### PROBLEM STATEMENT
Tally up the lines that include "right" and state that number by itself.

### LISTED RECORDS
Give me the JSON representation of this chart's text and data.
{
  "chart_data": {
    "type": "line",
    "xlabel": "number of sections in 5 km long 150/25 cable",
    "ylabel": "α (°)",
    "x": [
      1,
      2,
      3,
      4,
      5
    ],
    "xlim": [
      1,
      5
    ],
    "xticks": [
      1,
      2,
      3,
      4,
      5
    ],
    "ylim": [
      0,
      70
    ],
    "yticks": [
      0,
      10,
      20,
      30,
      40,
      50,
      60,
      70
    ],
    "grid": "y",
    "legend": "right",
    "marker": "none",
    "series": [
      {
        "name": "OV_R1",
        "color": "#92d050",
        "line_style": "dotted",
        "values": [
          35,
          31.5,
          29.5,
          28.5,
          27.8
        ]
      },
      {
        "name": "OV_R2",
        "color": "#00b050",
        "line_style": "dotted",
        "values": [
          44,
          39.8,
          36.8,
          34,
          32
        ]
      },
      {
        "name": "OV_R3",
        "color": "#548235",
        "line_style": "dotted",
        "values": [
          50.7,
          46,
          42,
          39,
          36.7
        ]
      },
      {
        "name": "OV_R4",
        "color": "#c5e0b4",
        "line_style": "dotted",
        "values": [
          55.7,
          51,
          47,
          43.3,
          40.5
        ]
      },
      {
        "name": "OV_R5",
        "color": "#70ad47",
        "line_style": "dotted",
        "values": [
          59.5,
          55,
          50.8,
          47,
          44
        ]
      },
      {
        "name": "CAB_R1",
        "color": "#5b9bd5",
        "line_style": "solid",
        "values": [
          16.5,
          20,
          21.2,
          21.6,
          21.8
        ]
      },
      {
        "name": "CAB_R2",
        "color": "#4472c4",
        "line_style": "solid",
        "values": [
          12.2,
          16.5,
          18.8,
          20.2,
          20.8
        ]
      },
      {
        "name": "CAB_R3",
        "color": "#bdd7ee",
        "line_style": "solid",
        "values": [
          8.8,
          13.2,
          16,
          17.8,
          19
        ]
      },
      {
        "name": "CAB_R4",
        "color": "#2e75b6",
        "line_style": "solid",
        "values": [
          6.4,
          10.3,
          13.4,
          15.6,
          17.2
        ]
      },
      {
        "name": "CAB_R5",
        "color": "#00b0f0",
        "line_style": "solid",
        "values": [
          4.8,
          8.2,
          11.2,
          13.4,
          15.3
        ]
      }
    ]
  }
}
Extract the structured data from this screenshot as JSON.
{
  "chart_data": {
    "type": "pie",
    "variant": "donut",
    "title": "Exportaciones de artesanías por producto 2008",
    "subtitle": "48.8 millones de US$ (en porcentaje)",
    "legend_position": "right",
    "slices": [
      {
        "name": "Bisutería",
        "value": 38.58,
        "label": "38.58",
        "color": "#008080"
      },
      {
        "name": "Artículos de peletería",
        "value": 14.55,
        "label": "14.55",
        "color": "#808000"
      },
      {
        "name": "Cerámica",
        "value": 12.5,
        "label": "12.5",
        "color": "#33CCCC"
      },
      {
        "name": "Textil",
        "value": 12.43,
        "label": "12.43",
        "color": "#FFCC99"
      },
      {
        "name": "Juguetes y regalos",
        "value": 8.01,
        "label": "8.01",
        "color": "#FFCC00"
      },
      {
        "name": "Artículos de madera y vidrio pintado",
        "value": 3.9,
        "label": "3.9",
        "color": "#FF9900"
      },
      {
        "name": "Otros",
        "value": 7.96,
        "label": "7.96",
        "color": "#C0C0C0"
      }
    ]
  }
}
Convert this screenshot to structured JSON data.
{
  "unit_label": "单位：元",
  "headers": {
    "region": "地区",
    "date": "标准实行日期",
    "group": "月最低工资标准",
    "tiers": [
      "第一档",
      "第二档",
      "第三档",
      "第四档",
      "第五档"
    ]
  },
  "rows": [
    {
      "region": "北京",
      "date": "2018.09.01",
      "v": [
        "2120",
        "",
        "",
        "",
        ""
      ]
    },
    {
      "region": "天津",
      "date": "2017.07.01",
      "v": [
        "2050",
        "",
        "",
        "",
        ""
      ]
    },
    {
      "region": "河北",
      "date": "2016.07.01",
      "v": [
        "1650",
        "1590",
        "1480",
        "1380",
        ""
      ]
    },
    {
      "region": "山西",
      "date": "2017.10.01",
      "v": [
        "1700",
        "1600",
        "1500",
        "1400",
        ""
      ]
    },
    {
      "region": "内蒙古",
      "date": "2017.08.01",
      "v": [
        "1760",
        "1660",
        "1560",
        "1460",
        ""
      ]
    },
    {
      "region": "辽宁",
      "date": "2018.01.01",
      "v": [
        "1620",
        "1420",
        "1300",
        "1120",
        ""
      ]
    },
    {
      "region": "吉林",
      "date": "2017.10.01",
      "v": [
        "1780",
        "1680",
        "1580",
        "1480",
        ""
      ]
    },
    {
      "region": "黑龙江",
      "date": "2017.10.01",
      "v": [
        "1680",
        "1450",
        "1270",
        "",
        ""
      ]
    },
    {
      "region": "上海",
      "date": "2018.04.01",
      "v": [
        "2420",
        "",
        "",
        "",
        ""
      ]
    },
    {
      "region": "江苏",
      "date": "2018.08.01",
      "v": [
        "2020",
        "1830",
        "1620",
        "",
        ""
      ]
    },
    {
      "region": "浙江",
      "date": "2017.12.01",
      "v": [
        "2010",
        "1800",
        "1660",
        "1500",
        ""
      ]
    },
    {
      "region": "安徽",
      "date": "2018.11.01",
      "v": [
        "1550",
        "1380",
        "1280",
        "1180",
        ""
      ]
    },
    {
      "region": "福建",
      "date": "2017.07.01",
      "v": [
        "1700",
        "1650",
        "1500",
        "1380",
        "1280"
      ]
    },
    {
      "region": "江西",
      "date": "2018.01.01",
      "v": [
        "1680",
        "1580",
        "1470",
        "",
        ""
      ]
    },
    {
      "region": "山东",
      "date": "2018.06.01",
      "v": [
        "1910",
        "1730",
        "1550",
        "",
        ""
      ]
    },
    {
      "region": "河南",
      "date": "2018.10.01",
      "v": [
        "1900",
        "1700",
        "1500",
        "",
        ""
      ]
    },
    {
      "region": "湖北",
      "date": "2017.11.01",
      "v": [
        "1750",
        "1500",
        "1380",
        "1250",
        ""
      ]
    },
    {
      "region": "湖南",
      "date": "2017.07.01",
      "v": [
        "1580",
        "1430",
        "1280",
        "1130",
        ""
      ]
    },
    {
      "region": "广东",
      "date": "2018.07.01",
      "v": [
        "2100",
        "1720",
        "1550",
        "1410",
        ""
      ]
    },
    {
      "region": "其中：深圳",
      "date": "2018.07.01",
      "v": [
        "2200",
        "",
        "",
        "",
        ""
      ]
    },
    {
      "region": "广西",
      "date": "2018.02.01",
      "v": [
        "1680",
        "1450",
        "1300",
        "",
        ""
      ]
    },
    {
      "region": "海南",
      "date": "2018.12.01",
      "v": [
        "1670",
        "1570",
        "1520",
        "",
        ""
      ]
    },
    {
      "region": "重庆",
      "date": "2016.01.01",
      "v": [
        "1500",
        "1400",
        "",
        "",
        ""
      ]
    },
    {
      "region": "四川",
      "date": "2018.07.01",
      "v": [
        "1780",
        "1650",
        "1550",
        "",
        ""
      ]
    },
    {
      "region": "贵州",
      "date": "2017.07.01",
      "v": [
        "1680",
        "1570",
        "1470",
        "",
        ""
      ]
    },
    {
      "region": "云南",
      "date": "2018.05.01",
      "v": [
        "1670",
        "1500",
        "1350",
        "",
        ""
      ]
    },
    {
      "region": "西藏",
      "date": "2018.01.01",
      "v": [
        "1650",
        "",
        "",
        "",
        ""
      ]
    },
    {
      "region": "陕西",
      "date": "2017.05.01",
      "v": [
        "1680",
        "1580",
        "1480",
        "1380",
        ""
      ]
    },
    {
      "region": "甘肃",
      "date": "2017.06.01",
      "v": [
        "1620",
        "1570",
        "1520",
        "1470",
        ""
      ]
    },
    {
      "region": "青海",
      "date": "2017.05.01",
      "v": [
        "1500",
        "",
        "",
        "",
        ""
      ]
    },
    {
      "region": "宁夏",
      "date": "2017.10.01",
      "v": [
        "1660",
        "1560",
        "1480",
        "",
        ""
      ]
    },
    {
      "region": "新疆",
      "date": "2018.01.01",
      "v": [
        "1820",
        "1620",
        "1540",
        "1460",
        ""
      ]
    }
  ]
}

### EXERCISE RESULT
2